Repeat each entry as written and leave the images out of the copy.

[START OF Dataset extract]

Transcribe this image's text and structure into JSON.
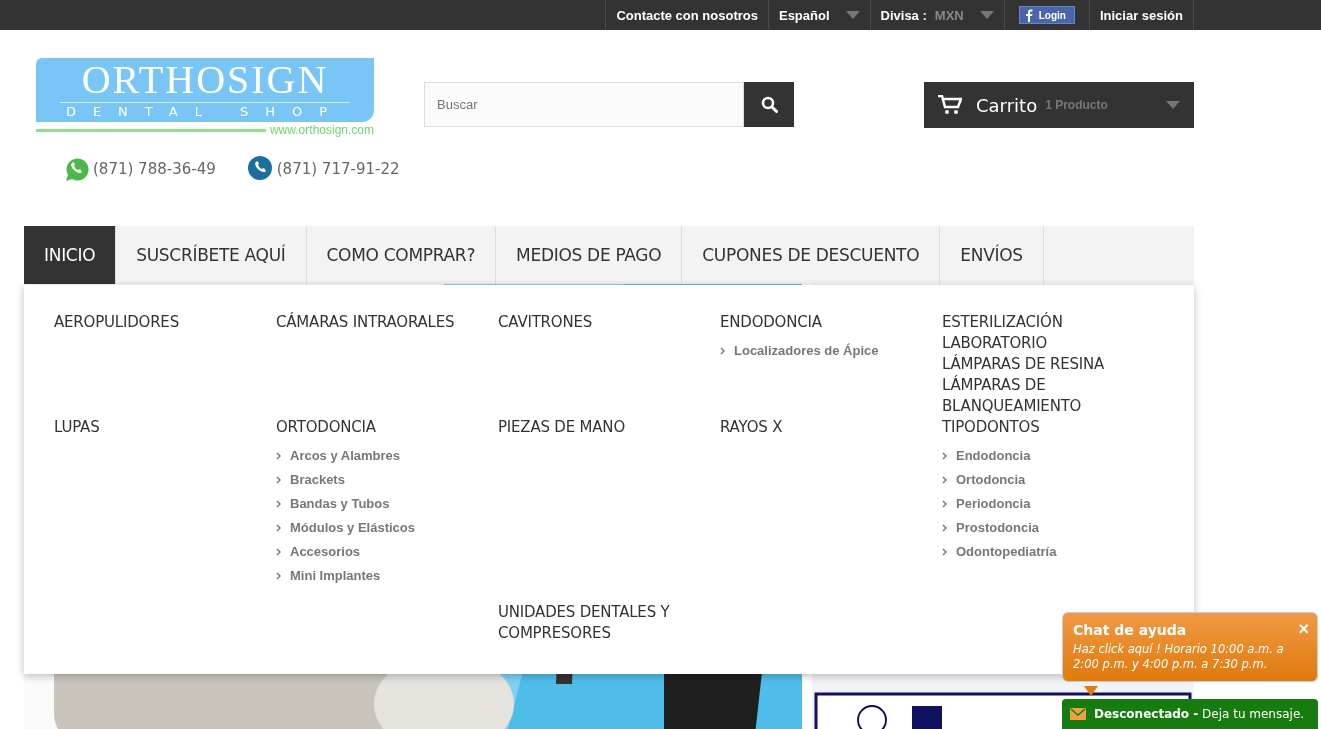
{
  "top_bar": {
    "contact": "Contacte con nosotros",
    "language": "Español",
    "currency_label": "Divisa :",
    "currency": "MXN",
    "facebook_login": "Login",
    "sign_in": "Iniciar sesión"
  },
  "logo": {
    "name": "ORTHOSIGN",
    "tagline": "DENTAL SHOP",
    "url": "www.orthosign.com"
  },
  "phones": [
    {
      "kind": "whatsapp",
      "number": "(871) 788-36-49"
    },
    {
      "kind": "phone",
      "number": "(871) 717-91-22"
    }
  ],
  "search": {
    "placeholder": "Buscar"
  },
  "cart": {
    "label": "Carrito",
    "count": "1 Producto"
  },
  "nav": [
    {
      "label": "INICIO",
      "selected": true
    },
    {
      "label": "SUSCRÍBETE AQUÍ",
      "selected": false
    },
    {
      "label": "COMO COMPRAR?",
      "selected": false
    },
    {
      "label": "MEDIOS DE PAGO",
      "selected": false
    },
    {
      "label": "CUPONES DE DESCUENTO",
      "selected": false
    },
    {
      "label": "ENVÍOS",
      "selected": false
    }
  ],
  "menu_columns": [
    [
      [
        {
          "title": "AEROPULIDORES"
        }
      ],
      [
        {
          "title": "LUPAS"
        }
      ]
    ],
    [
      [
        {
          "title": "CÁMARAS INTRAORALES"
        }
      ],
      [
        {
          "title": "ORTODONCIA",
          "children": [
            "Arcos y Alambres",
            "Brackets",
            "Bandas y Tubos",
            "Módulos y Elásticos",
            "Accesorios",
            "Mini Implantes"
          ]
        }
      ]
    ],
    [
      [
        {
          "title": "CAVITRONES"
        }
      ],
      [
        {
          "title": "PIEZAS DE MANO"
        }
      ],
      [
        {
          "title": "UNIDADES DENTALES Y COMPRESORES"
        }
      ]
    ],
    [
      [
        {
          "title": "ENDODONCIA",
          "children": [
            "Localizadores de Ápice"
          ]
        }
      ],
      [
        {
          "title": "RAYOS X"
        }
      ]
    ],
    [
      [
        {
          "title": "ESTERILIZACIÓN"
        },
        {
          "title": "LABORATORIO"
        },
        {
          "title": "LÁMPARAS DE RESINA"
        },
        {
          "title": "LÁMPARAS DE BLANQUEAMIENTO"
        },
        {
          "title": "TIPODONTOS",
          "children": [
            "Endodoncia",
            "Ortodoncia",
            "Periodoncia",
            "Prostodoncia",
            "Odontopediatría"
          ]
        }
      ]
    ]
  ],
  "chat": {
    "title": "Chat de ayuda",
    "close": "×",
    "message": "Haz click aquí ! Horario 10:00 a.m. a 2:00 p.m. y 4:00 p.m. a 7:30 p.m.",
    "status": "**Desconectado -** Deja tu mensaje."
  }
}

[END OF Dataset extract]

Exercise solution:
Transcribe this image's text and structure into JSON.
{
  "top_bar": {
    "contact": "Contacte con nosotros",
    "language": "Español",
    "currency_label": "Divisa :",
    "currency": "MXN",
    "facebook_login": "Login",
    "sign_in": "Iniciar sesión"
  },
  "logo": {
    "name": "ORTHOSIGN",
    "tagline": "DENTAL SHOP",
    "url": "www.orthosign.com"
  },
  "phones": [
    {
      "kind": "whatsapp",
      "number": "(871) 788-36-49"
    },
    {
      "kind": "phone",
      "number": "(871) 717-91-22"
    }
  ],
  "search": {
    "placeholder": "Buscar"
  },
  "cart": {
    "label": "Carrito",
    "count": "1 Producto"
  },
  "nav": [
    {
      "label": "INICIO",
      "selected": true
    },
    {
      "label": "SUSCRÍBETE AQUÍ",
      "selected": false
    },
    {
      "label": "COMO COMPRAR?",
      "selected": false
    },
    {
      "label": "MEDIOS DE PAGO",
      "selected": false
    },
    {
      "label": "CUPONES DE DESCUENTO",
      "selected": false
    },
    {
      "label": "ENVÍOS",
      "selected": false
    }
  ],
  "menu_columns": [
    [
      [
        {
          "title": "AEROPULIDORES"
        }
      ],
      [
        {
          "title": "LUPAS"
        }
      ]
    ],
    [
      [
        {
          "title": "CÁMARAS INTRAORALES"
        }
      ],
      [
        {
          "title": "ORTODONCIA",
          "children": [
            "Arcos y Alambres",
            "Brackets",
            "Bandas y Tubos",
            "Módulos y Elásticos",
            "Accesorios",
            "Mini Implantes"
          ]
        }
      ]
    ],
    [
      [
        {
          "title": "CAVITRONES"
        }
      ],
      [
        {
          "title": "PIEZAS DE MANO"
        }
      ],
      [
        {
          "title": "UNIDADES DENTALES Y COMPRESORES"
        }
      ]
    ],
    [
      [
        {
          "title": "ENDODONCIA",
          "children": [
            "Localizadores de Ápice"
          ]
        }
      ],
      [
        {
          "title": "RAYOS X"
        }
      ]
    ],
    [
      [
        {
          "title": "ESTERILIZACIÓN"
        },
        {
          "title": "LABORATORIO"
        },
        {
          "title": "LÁMPARAS DE RESINA"
        },
        {
          "title": "LÁMPARAS DE BLANQUEAMIENTO"
        },
        {
          "title": "TIPODONTOS",
          "children": [
            "Endodoncia",
            "Ortodoncia",
            "Periodoncia",
            "Prostodoncia",
            "Odontopediatría"
          ]
        }
      ]
    ]
  ],
  "chat": {
    "title": "Chat de ayuda",
    "close": "×",
    "message": "Haz click aquí ! Horario 10:00 a.m. a 2:00 p.m. y 4:00 p.m. a 7:30 p.m.",
    "status": "**Desconectado -** Deja tu mensaje."
  }
}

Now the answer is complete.